Segment Start: Input material

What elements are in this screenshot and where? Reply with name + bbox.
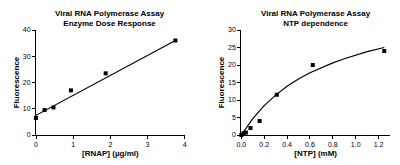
svg-text:0.2: 0.2 xyxy=(259,141,269,148)
svg-text:20: 20 xyxy=(228,61,236,68)
svg-text:0.4: 0.4 xyxy=(282,141,292,148)
svg-text:0.6: 0.6 xyxy=(305,141,315,148)
svg-text:Viral RNA Polymerase AssayEnzy: Viral RNA Polymerase AssayEnzyme Dose Re… xyxy=(55,9,165,28)
svg-text:1.0: 1.0 xyxy=(351,141,361,148)
svg-text:3: 3 xyxy=(146,141,150,148)
svg-text:10: 10 xyxy=(23,105,31,112)
svg-text:40: 40 xyxy=(23,26,31,33)
svg-text:[RNAP] (µg/ml): [RNAP] (µg/ml) xyxy=(82,149,139,158)
svg-text:0: 0 xyxy=(232,131,236,138)
svg-text:4: 4 xyxy=(183,141,187,148)
svg-text:5: 5 xyxy=(232,114,236,121)
svg-text:Fluorescence: Fluorescence xyxy=(217,56,226,108)
svg-text:25: 25 xyxy=(228,44,236,51)
svg-text:1: 1 xyxy=(71,141,75,148)
svg-text:1.2: 1.2 xyxy=(374,141,384,148)
svg-text:30: 30 xyxy=(228,26,236,33)
svg-text:0: 0 xyxy=(27,131,31,138)
svg-text:Fluorescence: Fluorescence xyxy=(12,56,21,108)
svg-text:10: 10 xyxy=(228,96,236,103)
svg-text:0.8: 0.8 xyxy=(328,141,338,148)
svg-text:15: 15 xyxy=(228,79,236,86)
svg-text:0: 0 xyxy=(34,141,38,148)
svg-text:[NTP] (mM): [NTP] (mM) xyxy=(294,149,337,158)
svg-text:Viral RNA Polymerase AssayNTP: Viral RNA Polymerase AssayNTP dependence xyxy=(261,9,371,28)
svg-text:0.0: 0.0 xyxy=(236,141,246,148)
svg-text:2: 2 xyxy=(108,141,112,148)
svg-text:20: 20 xyxy=(23,79,31,86)
svg-text:30: 30 xyxy=(23,53,31,60)
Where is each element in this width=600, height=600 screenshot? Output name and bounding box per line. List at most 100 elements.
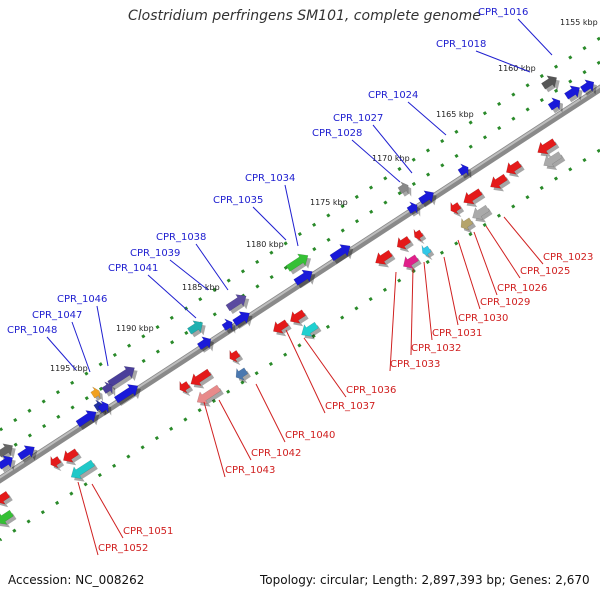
- forward-gene-arrow: [0, 455, 16, 473]
- kbp-label: 1190 kbp: [116, 324, 154, 333]
- reverse-gene-arrow-body: [537, 138, 557, 155]
- reverse-gene-arrow-body: [62, 448, 79, 463]
- forward-gene-arrow: [579, 79, 597, 96]
- reverse-gene-label: CPR_1033: [390, 359, 440, 370]
- genome-summary-text: Topology: circular; Length: 2,897,393 bp…: [260, 573, 590, 587]
- reverse-gene-label: CPR_1052: [98, 543, 148, 554]
- forward-gene-arrow-body: [293, 269, 313, 286]
- forward-gene-leader: [407, 101, 447, 136]
- forward-gene-arrow-body: [0, 443, 14, 458]
- forward-gene-arrow: [541, 75, 560, 93]
- reverse-gene-leader: [218, 399, 252, 461]
- reverse-gene-arrow-body: [450, 201, 462, 215]
- kbp-label: 1185 kbp: [182, 283, 220, 292]
- forward-gene-arrow: [221, 318, 236, 334]
- kbp-label: 1155 kbp: [560, 18, 598, 27]
- forward-gene-arrow: [17, 445, 38, 463]
- forward-gene-leader: [46, 336, 77, 371]
- forward-gene-arrow-body: [541, 75, 558, 90]
- forward-gene-arrow-body: [107, 365, 135, 388]
- accession-text: Accession: NC_008262: [8, 573, 145, 587]
- reverse-gene-arrow-shadow: [463, 220, 476, 234]
- reverse-gene-arrow: [301, 321, 322, 340]
- forward-gene-arrow-shadow: [567, 88, 583, 103]
- forward-gene-arrow-body: [232, 311, 250, 327]
- inner-tick-track: [0, 148, 600, 542]
- forward-gene-arrow-body: [225, 294, 247, 312]
- reverse-gene-arrow-body: [272, 319, 289, 334]
- forward-gene-arrow-body: [457, 163, 469, 177]
- forward-gene-arrow-body: [579, 79, 595, 94]
- reverse-gene-arrow: [505, 160, 525, 178]
- reverse-gene-arrow: [396, 235, 414, 253]
- reverse-gene-label: CPR_1036: [346, 385, 396, 396]
- forward-gene-label: CPR_1048: [7, 325, 57, 336]
- reverse-gene-arrow-body: [413, 229, 424, 242]
- reverse-gene-label: CPR_1032: [411, 343, 461, 354]
- kbp-label: 1175 kbp: [310, 198, 348, 207]
- forward-gene-label: CPR_1038: [156, 232, 206, 243]
- forward-gene-arrow: [285, 253, 312, 275]
- forward-gene-leader: [169, 259, 209, 291]
- forward-gene-arrow-body: [221, 318, 233, 332]
- reverse-gene-arrow-body: [196, 384, 222, 404]
- forward-gene-arrow: [196, 336, 214, 353]
- forward-gene-arrow: [406, 201, 421, 217]
- reverse-gene-arrow-body: [375, 249, 393, 265]
- reverse-gene-leader: [423, 261, 433, 341]
- forward-gene-leader: [351, 139, 401, 183]
- reverse-gene-arrow-shadow: [0, 494, 13, 508]
- reverse-gene-arrow: [289, 309, 309, 327]
- forward-gene-arrow-body: [406, 201, 418, 215]
- reverse-gene-arrow-body: [543, 151, 563, 168]
- forward-gene-arrow-body: [90, 386, 101, 399]
- reverse-gene-label: CPR_1042: [251, 448, 301, 459]
- reverse-gene-label: CPR_1023: [543, 252, 593, 263]
- forward-gene-label: CPR_1028: [312, 128, 362, 139]
- forward-gene-arrow-body: [397, 181, 409, 195]
- forward-gene-arrow-shadow: [544, 78, 560, 93]
- reverse-gene-label: CPR_1029: [480, 297, 530, 308]
- forward-gene-label: CPR_1046: [57, 294, 107, 305]
- forward-gene-arrow: [564, 85, 583, 103]
- kbp-label: 1180 kbp: [246, 240, 284, 249]
- forward-gene-arrow-body: [196, 336, 212, 351]
- reverse-gene-arrow-body: [490, 173, 508, 189]
- forward-gene-leader: [284, 184, 299, 247]
- reverse-gene-arrow: [450, 201, 465, 218]
- reverse-gene-arrow: [272, 319, 292, 337]
- reverse-gene-label: CPR_1031: [432, 328, 482, 339]
- forward-gene-label: CPR_1034: [245, 173, 295, 184]
- forward-gene-arrow-body: [564, 85, 581, 100]
- reverse-gene-arrow: [402, 254, 422, 272]
- forward-gene-arrow-shadow: [583, 82, 597, 96]
- forward-gene-leader: [517, 18, 553, 56]
- forward-gene-arrow: [418, 190, 437, 208]
- reverse-gene-arrow: [196, 384, 224, 407]
- kbp-label: 1195 kbp: [50, 364, 88, 373]
- reverse-gene-arrow-body: [0, 490, 11, 505]
- forward-gene-arrow-body: [285, 253, 309, 272]
- reverse-gene-label: CPR_1025: [520, 266, 570, 277]
- reverse-gene-leader: [91, 483, 124, 539]
- reverse-gene-arrow: [50, 455, 65, 472]
- reverse-gene-arrow: [235, 367, 251, 384]
- forward-gene-arrow: [329, 244, 354, 264]
- forward-gene-arrow-body: [0, 455, 14, 470]
- forward-gene-arrow-body: [329, 244, 351, 262]
- forward-gene-arrow-body: [547, 97, 561, 111]
- forward-gene-arrow: [397, 181, 412, 197]
- forward-gene-arrow-shadow: [551, 100, 564, 114]
- reverse-gene-arrow-body: [421, 245, 432, 258]
- reverse-gene-arrow: [229, 349, 244, 366]
- reverse-gene-arrow-body: [70, 459, 96, 479]
- reverse-gene-leader: [203, 401, 226, 478]
- reverse-gene-arrow: [413, 229, 427, 245]
- reverse-gene-arrow: [70, 459, 98, 482]
- reverse-gene-arrow: [190, 368, 215, 389]
- forward-gene-arrow: [113, 384, 141, 407]
- forward-gene-arrow: [90, 386, 104, 402]
- reverse-gene-label: CPR_1037: [325, 401, 375, 412]
- forward-gene-label: CPR_1035: [213, 195, 263, 206]
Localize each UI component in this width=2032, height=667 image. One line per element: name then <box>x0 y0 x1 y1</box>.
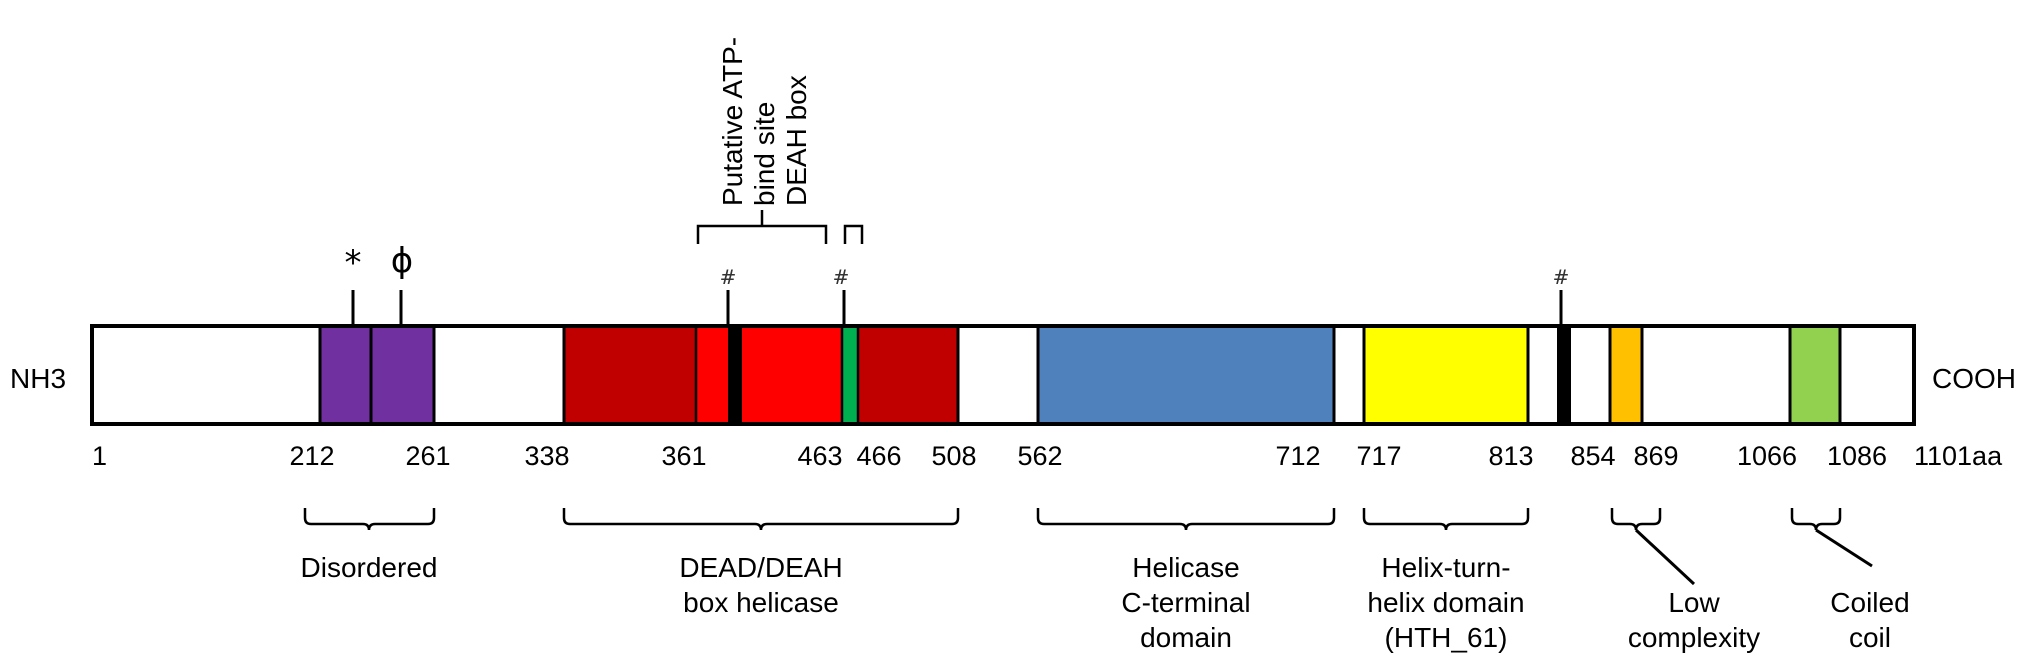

Segment End: Input material

__Problem to work on__:
Consider the material above. Report how many of its lines contain the word "this", and nothing more.

__Task response__:
3